- [Aim of the task]:
Copy all the entries word for word, but omit the pictures.

- [Saved data entries]:
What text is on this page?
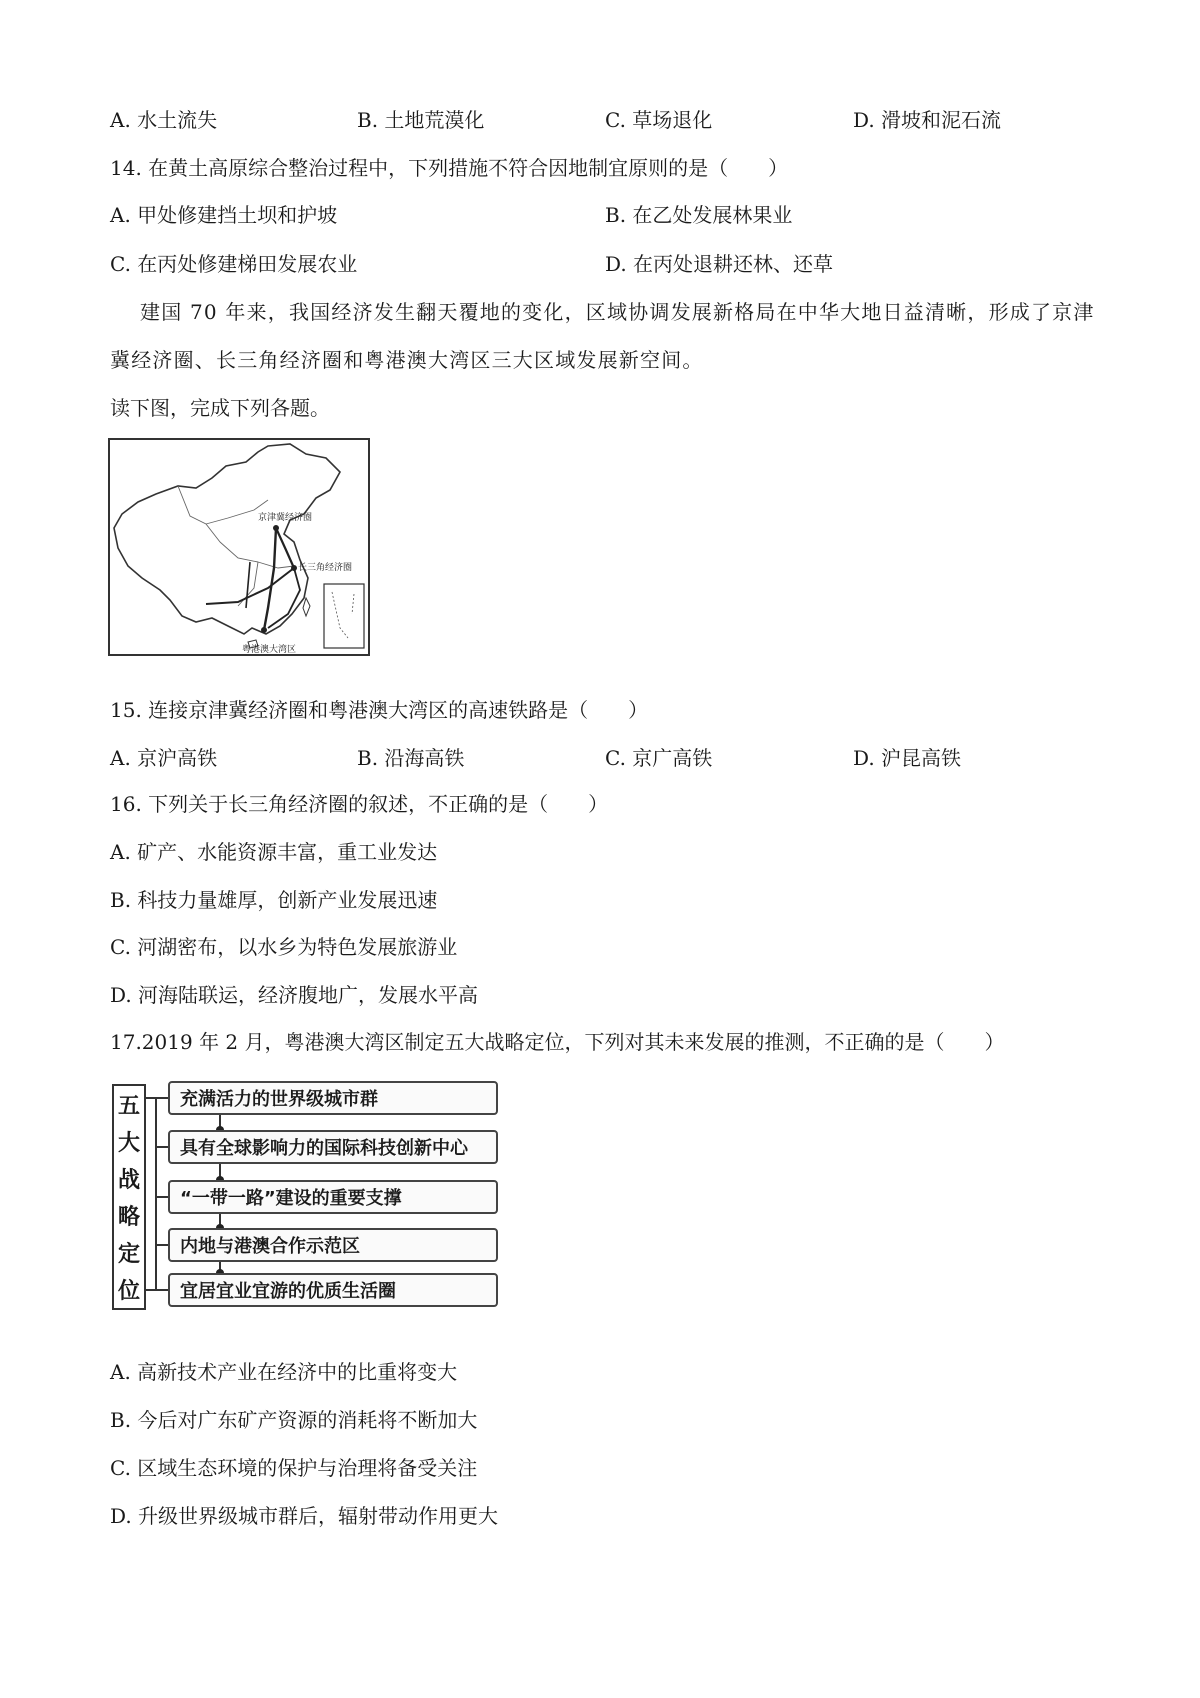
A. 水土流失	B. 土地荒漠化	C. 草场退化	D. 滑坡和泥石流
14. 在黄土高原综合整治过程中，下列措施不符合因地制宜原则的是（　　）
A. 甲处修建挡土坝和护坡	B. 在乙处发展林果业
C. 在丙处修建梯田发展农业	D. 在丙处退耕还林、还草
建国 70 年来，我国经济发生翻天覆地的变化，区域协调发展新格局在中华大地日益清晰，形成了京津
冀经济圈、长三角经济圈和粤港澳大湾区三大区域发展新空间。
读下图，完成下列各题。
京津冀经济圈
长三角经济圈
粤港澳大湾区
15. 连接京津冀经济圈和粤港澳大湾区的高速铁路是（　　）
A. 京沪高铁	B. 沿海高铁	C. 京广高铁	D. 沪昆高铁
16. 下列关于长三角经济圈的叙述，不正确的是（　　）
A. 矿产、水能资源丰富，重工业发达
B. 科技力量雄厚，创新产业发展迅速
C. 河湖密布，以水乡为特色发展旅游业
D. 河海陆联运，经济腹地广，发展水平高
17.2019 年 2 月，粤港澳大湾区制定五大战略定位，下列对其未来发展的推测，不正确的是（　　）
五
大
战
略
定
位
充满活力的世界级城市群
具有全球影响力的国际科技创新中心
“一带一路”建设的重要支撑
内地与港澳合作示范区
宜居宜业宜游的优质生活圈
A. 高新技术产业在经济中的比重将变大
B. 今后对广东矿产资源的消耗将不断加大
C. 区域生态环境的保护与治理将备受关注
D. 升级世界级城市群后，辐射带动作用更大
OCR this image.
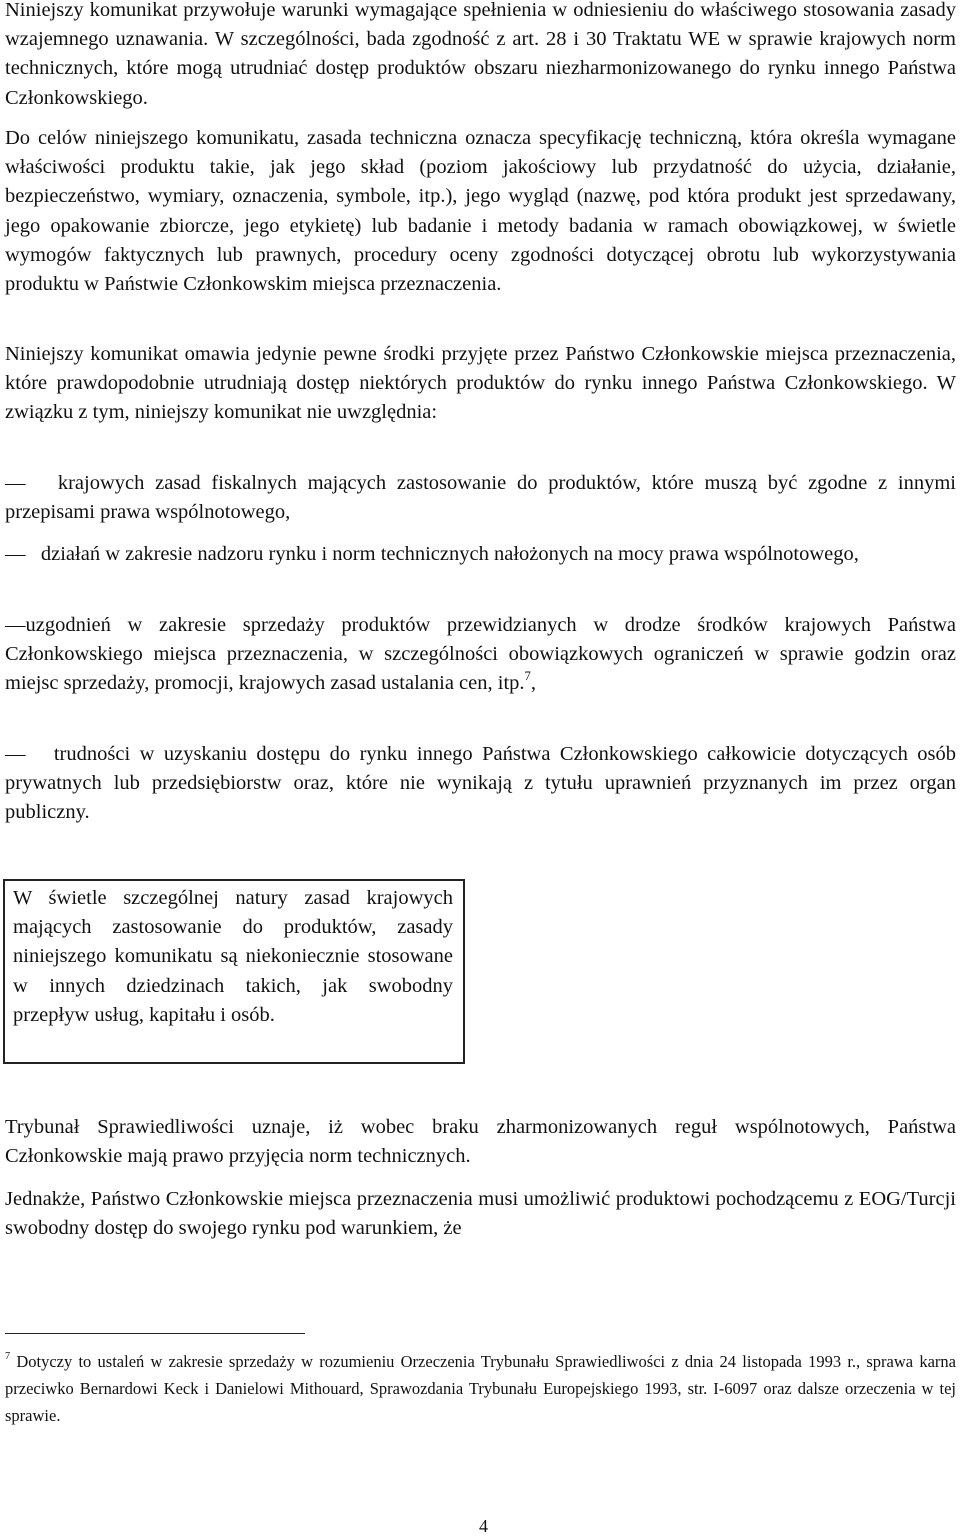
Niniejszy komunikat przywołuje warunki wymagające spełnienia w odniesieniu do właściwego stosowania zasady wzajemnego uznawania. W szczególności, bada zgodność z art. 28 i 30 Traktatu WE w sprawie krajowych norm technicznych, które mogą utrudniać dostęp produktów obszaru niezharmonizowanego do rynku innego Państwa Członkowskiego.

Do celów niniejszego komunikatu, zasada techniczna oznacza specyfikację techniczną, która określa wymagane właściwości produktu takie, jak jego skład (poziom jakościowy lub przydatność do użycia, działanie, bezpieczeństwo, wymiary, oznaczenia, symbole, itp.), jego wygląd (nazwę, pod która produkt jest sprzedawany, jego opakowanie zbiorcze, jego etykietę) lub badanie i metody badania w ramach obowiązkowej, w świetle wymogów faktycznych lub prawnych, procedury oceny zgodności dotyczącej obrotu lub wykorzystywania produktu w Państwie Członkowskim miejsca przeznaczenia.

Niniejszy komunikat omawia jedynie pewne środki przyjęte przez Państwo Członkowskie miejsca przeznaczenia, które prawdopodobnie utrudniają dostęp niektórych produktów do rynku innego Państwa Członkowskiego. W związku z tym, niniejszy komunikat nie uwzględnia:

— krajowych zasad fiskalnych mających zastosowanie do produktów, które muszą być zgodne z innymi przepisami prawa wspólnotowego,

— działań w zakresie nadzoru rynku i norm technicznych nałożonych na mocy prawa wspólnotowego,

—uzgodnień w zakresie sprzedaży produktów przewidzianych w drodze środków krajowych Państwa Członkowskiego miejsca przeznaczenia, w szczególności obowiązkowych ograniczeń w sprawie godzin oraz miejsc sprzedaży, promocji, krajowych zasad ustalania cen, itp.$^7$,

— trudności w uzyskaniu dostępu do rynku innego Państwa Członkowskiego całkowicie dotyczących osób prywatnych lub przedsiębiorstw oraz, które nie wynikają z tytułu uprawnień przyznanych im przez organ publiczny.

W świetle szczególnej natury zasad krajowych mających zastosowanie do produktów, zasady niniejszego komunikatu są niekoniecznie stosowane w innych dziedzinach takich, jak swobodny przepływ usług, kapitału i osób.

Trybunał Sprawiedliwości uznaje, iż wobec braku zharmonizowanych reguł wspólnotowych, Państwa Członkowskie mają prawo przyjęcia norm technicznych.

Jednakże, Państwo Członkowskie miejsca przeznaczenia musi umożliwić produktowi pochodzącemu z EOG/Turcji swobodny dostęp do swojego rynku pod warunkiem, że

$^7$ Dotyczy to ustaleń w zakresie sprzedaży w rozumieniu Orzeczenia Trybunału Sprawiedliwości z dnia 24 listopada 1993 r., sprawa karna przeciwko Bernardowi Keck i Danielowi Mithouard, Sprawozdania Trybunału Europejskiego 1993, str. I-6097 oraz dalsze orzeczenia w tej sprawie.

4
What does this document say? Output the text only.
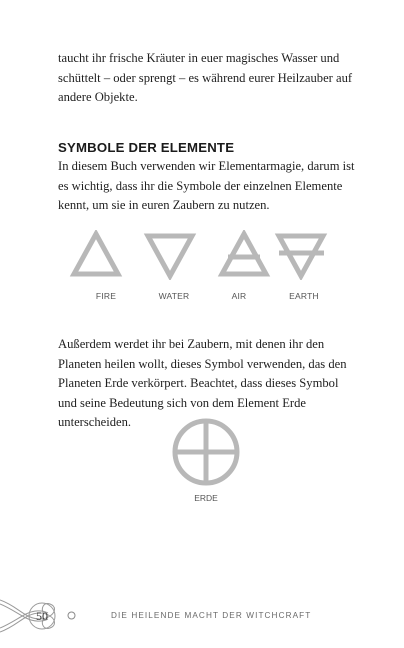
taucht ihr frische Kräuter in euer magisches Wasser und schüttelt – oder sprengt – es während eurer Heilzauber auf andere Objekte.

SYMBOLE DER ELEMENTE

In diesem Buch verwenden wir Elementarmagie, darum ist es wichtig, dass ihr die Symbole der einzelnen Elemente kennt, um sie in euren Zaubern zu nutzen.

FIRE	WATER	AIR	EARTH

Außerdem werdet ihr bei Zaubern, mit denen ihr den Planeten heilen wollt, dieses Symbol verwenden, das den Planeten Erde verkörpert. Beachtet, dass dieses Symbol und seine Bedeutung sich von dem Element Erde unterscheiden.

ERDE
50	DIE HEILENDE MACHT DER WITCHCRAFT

- [Worked solution]:
What text is on this page?
A. 水土流失	B. 土地荒漠化	C. 草场退化	D. 滑坡和泥石流
14. 在黄土高原综合整治过程中，下列措施不符合因地制宜原则的是（　　）
A. 甲处修建挡土坝和护坡	B. 在乙处发展林果业
C. 在丙处修建梯田发展农业	D. 在丙处退耕还林、还草
建国 70 年来，我国经济发生翻天覆地的变化，区域协调发展新格局在中华大地日益清晰，形成了京津
冀经济圈、长三角经济圈和粤港澳大湾区三大区域发展新空间。
读下图，完成下列各题。
京津冀经济圈
长三角经济圈
粤港澳大湾区
15. 连接京津冀经济圈和粤港澳大湾区的高速铁路是（　　）
A. 京沪高铁	B. 沿海高铁	C. 京广高铁	D. 沪昆高铁
16. 下列关于长三角经济圈的叙述，不正确的是（　　）
A. 矿产、水能资源丰富，重工业发达
B. 科技力量雄厚，创新产业发展迅速
C. 河湖密布，以水乡为特色发展旅游业
D. 河海陆联运，经济腹地广，发展水平高
17.2019 年 2 月，粤港澳大湾区制定五大战略定位，下列对其未来发展的推测，不正确的是（　　）
五
大
战
略
定
位
充满活力的世界级城市群
具有全球影响力的国际科技创新中心
“一带一路”建设的重要支撑
内地与港澳合作示范区
宜居宜业宜游的优质生活圈
A. 高新技术产业在经济中的比重将变大
B. 今后对广东矿产资源的消耗将不断加大
C. 区域生态环境的保护与治理将备受关注
D. 升级世界级城市群后，辐射带动作用更大
OCR this image.
Niniejszy komunikat przywołuje warunki wymagające spełnienia w odniesieniu do właściwego stosowania zasady wzajemnego uznawania. W szczególności, bada zgodność z art. 28 i 30 Traktatu WE w sprawie krajowych norm technicznych, które mogą utrudniać dostęp produktów obszaru niezharmonizowanego do rynku innego Państwa Członkowskiego.

Do celów niniejszego komunikatu, zasada techniczna oznacza specyfikację techniczną, która określa wymagane właściwości produktu takie, jak jego skład (poziom jakościowy lub przydatność do użycia, działanie, bezpieczeństwo, wymiary, oznaczenia, symbole, itp.), jego wygląd (nazwę, pod która produkt jest sprzedawany, jego opakowanie zbiorcze, jego etykietę) lub badanie i metody badania w ramach obowiązkowej, w świetle wymogów faktycznych lub prawnych, procedury oceny zgodności dotyczącej obrotu lub wykorzystywania produktu w Państwie Członkowskim miejsca przeznaczenia.

Niniejszy komunikat omawia jedynie pewne środki przyjęte przez Państwo Członkowskie miejsca przeznaczenia, które prawdopodobnie utrudniają dostęp niektórych produktów do rynku innego Państwa Członkowskiego. W związku z tym, niniejszy komunikat nie uwzględnia:

— krajowych zasad fiskalnych mających zastosowanie do produktów, które muszą być zgodne z innymi przepisami prawa wspólnotowego,

— działań w zakresie nadzoru rynku i norm technicznych nałożonych na mocy prawa wspólnotowego,

—uzgodnień w zakresie sprzedaży produktów przewidzianych w drodze środków krajowych Państwa Członkowskiego miejsca przeznaczenia, w szczególności obowiązkowych ograniczeń w sprawie godzin oraz miejsc sprzedaży, promocji, krajowych zasad ustalania cen, itp.$^7$,

— trudności w uzyskaniu dostępu do rynku innego Państwa Członkowskiego całkowicie dotyczących osób prywatnych lub przedsiębiorstw oraz, które nie wynikają z tytułu uprawnień przyznanych im przez organ publiczny.

W świetle szczególnej natury zasad krajowych mających zastosowanie do produktów, zasady niniejszego komunikatu są niekoniecznie stosowane w innych dziedzinach takich, jak swobodny przepływ usług, kapitału i osób.

Trybunał Sprawiedliwości uznaje, iż wobec braku zharmonizowanych reguł wspólnotowych, Państwa Członkowskie mają prawo przyjęcia norm technicznych.

Jednakże, Państwo Członkowskie miejsca przeznaczenia musi umożliwić produktowi pochodzącemu z EOG/Turcji swobodny dostęp do swojego rynku pod warunkiem, że

$^7$ Dotyczy to ustaleń w zakresie sprzedaży w rozumieniu Orzeczenia Trybunału Sprawiedliwości z dnia 24 listopada 1993 r., sprawa karna przeciwko Bernardowi Keck i Danielowi Mithouard, Sprawozdania Trybunału Europejskiego 1993, str. I-6097 oraz dalsze orzeczenia w tej sprawie.

4
What does this document say? Output the text only.
taucht ihr frische Kräuter in euer magisches Wasser und schüttelt – oder sprengt – es während eurer Heilzauber auf andere Objekte.

SYMBOLE DER ELEMENTE

In diesem Buch verwenden wir Elementarmagie, darum ist es wichtig, dass ihr die Symbole der einzelnen Elemente kennt, um sie in euren Zaubern zu nutzen.

FIRE	WATER	AIR	EARTH

Außerdem werdet ihr bei Zaubern, mit denen ihr den Planeten heilen wollt, dieses Symbol verwenden, das den Planeten Erde verkörpert. Beachtet, dass dieses Symbol und seine Bedeutung sich von dem Element Erde unterscheiden.

ERDE
50	DIE HEILENDE MACHT DER WITCHCRAFT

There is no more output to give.